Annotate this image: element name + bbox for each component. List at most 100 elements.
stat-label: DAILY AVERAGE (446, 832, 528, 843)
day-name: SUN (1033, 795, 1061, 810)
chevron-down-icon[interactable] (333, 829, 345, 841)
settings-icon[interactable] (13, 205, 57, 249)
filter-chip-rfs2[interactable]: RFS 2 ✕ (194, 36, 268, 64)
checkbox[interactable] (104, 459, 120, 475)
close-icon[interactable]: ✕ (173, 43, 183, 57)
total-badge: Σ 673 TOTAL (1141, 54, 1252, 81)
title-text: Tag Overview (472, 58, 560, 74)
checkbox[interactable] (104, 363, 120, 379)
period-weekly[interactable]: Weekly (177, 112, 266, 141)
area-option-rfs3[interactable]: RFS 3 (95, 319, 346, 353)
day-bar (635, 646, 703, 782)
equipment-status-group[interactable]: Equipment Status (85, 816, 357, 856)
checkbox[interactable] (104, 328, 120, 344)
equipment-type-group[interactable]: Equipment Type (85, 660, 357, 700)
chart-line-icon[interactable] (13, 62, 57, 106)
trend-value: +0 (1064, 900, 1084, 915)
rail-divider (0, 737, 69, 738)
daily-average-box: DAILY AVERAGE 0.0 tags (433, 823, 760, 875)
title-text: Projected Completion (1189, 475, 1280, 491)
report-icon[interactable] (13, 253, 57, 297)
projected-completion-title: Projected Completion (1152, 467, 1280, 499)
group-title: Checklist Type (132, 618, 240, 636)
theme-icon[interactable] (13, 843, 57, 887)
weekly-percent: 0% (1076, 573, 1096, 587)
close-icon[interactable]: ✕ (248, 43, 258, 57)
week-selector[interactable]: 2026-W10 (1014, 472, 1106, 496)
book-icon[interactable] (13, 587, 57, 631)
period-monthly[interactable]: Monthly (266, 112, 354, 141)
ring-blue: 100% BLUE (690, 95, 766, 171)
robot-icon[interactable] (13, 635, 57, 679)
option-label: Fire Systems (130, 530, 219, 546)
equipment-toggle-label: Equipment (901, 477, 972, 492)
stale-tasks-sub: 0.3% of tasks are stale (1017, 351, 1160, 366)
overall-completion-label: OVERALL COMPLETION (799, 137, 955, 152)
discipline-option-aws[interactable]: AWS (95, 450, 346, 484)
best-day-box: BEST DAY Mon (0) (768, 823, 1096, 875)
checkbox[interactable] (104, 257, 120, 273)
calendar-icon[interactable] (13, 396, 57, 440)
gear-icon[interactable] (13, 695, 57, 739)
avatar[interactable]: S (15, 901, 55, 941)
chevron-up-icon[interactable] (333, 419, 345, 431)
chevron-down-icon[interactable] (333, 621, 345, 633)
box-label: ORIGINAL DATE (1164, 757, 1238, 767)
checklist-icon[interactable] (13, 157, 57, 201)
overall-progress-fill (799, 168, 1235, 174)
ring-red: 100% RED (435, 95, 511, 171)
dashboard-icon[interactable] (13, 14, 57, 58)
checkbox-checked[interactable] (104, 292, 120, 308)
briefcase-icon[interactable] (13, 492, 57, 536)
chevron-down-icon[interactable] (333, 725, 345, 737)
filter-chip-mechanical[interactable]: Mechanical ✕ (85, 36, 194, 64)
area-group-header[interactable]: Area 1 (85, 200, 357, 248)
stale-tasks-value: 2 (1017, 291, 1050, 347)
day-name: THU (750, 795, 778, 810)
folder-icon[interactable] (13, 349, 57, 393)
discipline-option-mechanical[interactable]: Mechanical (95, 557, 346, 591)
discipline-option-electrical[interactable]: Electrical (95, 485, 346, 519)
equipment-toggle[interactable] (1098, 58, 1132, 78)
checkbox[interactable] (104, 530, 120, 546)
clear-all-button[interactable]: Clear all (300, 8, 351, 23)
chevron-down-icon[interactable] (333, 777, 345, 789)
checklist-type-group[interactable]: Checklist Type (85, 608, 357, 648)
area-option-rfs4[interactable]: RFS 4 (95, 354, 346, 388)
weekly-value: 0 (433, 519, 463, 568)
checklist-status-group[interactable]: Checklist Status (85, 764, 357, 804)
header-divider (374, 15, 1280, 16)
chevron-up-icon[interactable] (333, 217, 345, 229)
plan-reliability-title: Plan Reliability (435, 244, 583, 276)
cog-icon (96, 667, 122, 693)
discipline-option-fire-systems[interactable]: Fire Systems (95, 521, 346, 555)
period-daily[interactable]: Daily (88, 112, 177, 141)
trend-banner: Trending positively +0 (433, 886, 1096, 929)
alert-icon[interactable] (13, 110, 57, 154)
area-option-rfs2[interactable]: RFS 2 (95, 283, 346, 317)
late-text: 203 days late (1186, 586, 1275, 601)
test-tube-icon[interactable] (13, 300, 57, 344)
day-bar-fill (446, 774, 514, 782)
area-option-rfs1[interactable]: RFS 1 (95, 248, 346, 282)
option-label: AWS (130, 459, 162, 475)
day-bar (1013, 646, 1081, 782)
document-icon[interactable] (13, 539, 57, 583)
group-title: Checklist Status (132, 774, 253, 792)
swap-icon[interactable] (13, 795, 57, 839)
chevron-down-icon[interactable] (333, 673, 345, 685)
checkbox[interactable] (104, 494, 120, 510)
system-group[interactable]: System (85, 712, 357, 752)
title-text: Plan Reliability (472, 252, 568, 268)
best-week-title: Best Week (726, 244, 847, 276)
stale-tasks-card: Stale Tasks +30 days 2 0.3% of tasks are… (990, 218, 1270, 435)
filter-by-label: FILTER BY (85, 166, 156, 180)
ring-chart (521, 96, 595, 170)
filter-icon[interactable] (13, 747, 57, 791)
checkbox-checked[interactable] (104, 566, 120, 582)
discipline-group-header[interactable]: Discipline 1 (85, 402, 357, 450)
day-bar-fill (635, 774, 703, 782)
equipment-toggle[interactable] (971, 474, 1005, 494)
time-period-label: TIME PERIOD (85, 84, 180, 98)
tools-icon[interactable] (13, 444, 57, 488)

AIM OF THE EXERCISE: Please reproduce every one of the entries above line for line, with no changes.

RESULT:
Annotate this image: element name + bbox for each component. List at most 100 elements.
stat-label: DAILY AVERAGE (446, 832, 528, 843)
day-name: SUN (1033, 795, 1061, 810)
chevron-down-icon[interactable] (333, 829, 345, 841)
settings-icon[interactable] (13, 205, 57, 249)
filter-chip-rfs2[interactable]: RFS 2 ✕ (194, 36, 268, 64)
checkbox[interactable] (104, 459, 120, 475)
close-icon[interactable]: ✕ (173, 43, 183, 57)
total-badge: Σ 673 TOTAL (1141, 54, 1252, 81)
title-text: Tag Overview (472, 58, 560, 74)
checkbox[interactable] (104, 363, 120, 379)
period-weekly[interactable]: Weekly (177, 112, 266, 141)
area-option-rfs3[interactable]: RFS 3 (95, 319, 346, 353)
day-bar (635, 646, 703, 782)
equipment-status-group[interactable]: Equipment Status (85, 816, 357, 856)
checkbox[interactable] (104, 328, 120, 344)
equipment-type-group[interactable]: Equipment Type (85, 660, 357, 700)
chart-line-icon[interactable] (13, 62, 57, 106)
trend-value: +0 (1064, 900, 1084, 915)
rail-divider (0, 737, 69, 738)
daily-average-box: DAILY AVERAGE 0.0 tags (433, 823, 760, 875)
title-text: Projected Completion (1189, 475, 1280, 491)
report-icon[interactable] (13, 253, 57, 297)
projected-completion-title: Projected Completion (1152, 467, 1280, 499)
group-title: Checklist Type (132, 618, 240, 636)
theme-icon[interactable] (13, 843, 57, 887)
weekly-percent: 0% (1076, 573, 1096, 587)
close-icon[interactable]: ✕ (248, 43, 258, 57)
week-selector[interactable]: 2026-W10 (1014, 472, 1106, 496)
book-icon[interactable] (13, 587, 57, 631)
period-monthly[interactable]: Monthly (266, 112, 354, 141)
ring-blue: 100% BLUE (690, 95, 766, 171)
robot-icon[interactable] (13, 635, 57, 679)
option-label: Fire Systems (130, 530, 219, 546)
equipment-toggle-label: Equipment (901, 477, 972, 492)
stale-tasks-sub: 0.3% of tasks are stale (1017, 351, 1160, 366)
overall-completion-label: OVERALL COMPLETION (799, 137, 955, 152)
discipline-option-aws[interactable]: AWS (95, 450, 346, 484)
best-day-box: BEST DAY Mon (0) (768, 823, 1096, 875)
checkbox[interactable] (104, 257, 120, 273)
calendar-icon[interactable] (13, 396, 57, 440)
gear-icon[interactable] (13, 695, 57, 739)
avatar[interactable]: S (15, 901, 55, 941)
chevron-up-icon[interactable] (333, 419, 345, 431)
chevron-down-icon[interactable] (333, 621, 345, 633)
box-label: ORIGINAL DATE (1164, 757, 1238, 767)
checklist-icon[interactable] (13, 157, 57, 201)
overall-progress-fill (799, 168, 1235, 174)
ring-red: 100% RED (435, 95, 511, 171)
dashboard-icon[interactable] (13, 14, 57, 58)
checkbox-checked[interactable] (104, 292, 120, 308)
briefcase-icon[interactable] (13, 492, 57, 536)
chevron-down-icon[interactable] (333, 725, 345, 737)
filter-chip-mechanical[interactable]: Mechanical ✕ (85, 36, 194, 64)
area-group-header[interactable]: Area 1 (85, 200, 357, 248)
stale-tasks-value: 2 (1017, 291, 1050, 347)
day-name: THU (750, 795, 778, 810)
folder-icon[interactable] (13, 349, 57, 393)
discipline-option-mechanical[interactable]: Mechanical (95, 557, 346, 591)
discipline-option-electrical[interactable]: Electrical (95, 485, 346, 519)
equipment-toggle[interactable] (1098, 58, 1132, 78)
checkbox[interactable] (104, 530, 120, 546)
clear-all-button[interactable]: Clear all (300, 8, 351, 23)
chevron-down-icon[interactable] (333, 777, 345, 789)
checklist-type-group[interactable]: Checklist Type (85, 608, 357, 648)
area-option-rfs4[interactable]: RFS 4 (95, 354, 346, 388)
weekly-value: 0 (433, 519, 463, 568)
checklist-status-group[interactable]: Checklist Status (85, 764, 357, 804)
header-divider (374, 15, 1280, 16)
chevron-up-icon[interactable] (333, 217, 345, 229)
plan-reliability-title: Plan Reliability (435, 244, 583, 276)
cog-icon (96, 667, 122, 693)
discipline-option-fire-systems[interactable]: Fire Systems (95, 521, 346, 555)
period-daily[interactable]: Daily (88, 112, 177, 141)
trend-banner: Trending positively +0 (433, 886, 1096, 929)
alert-icon[interactable] (13, 110, 57, 154)
area-option-rfs2[interactable]: RFS 2 (95, 283, 346, 317)
late-text: 203 days late (1186, 586, 1275, 601)
test-tube-icon[interactable] (13, 300, 57, 344)
day-bar-fill (446, 774, 514, 782)
area-option-rfs1[interactable]: RFS 1 (95, 248, 346, 282)
option-label: AWS (130, 459, 162, 475)
day-bar (1013, 646, 1081, 782)
document-icon[interactable] (13, 539, 57, 583)
group-title: Checklist Status (132, 774, 253, 792)
swap-icon[interactable] (13, 795, 57, 839)
chevron-down-icon[interactable] (333, 673, 345, 685)
checkbox[interactable] (104, 494, 120, 510)
system-group[interactable]: System (85, 712, 357, 752)
title-text: Plan Reliability (472, 252, 568, 268)
best-week-title: Best Week (726, 244, 847, 276)
stale-tasks-card: Stale Tasks +30 days 2 0.3% of tasks are… (990, 218, 1270, 435)
filter-by-label: FILTER BY (85, 166, 156, 180)
ring-chart (521, 96, 595, 170)
filter-icon[interactable] (13, 747, 57, 791)
checkbox-checked[interactable] (104, 566, 120, 582)
discipline-group-header[interactable]: Discipline 1 (85, 402, 357, 450)
day-bar-fill (635, 774, 703, 782)
equipment-toggle[interactable] (971, 474, 1005, 494)
time-period-label: TIME PERIOD (85, 84, 180, 98)
tools-icon[interactable] (13, 444, 57, 488)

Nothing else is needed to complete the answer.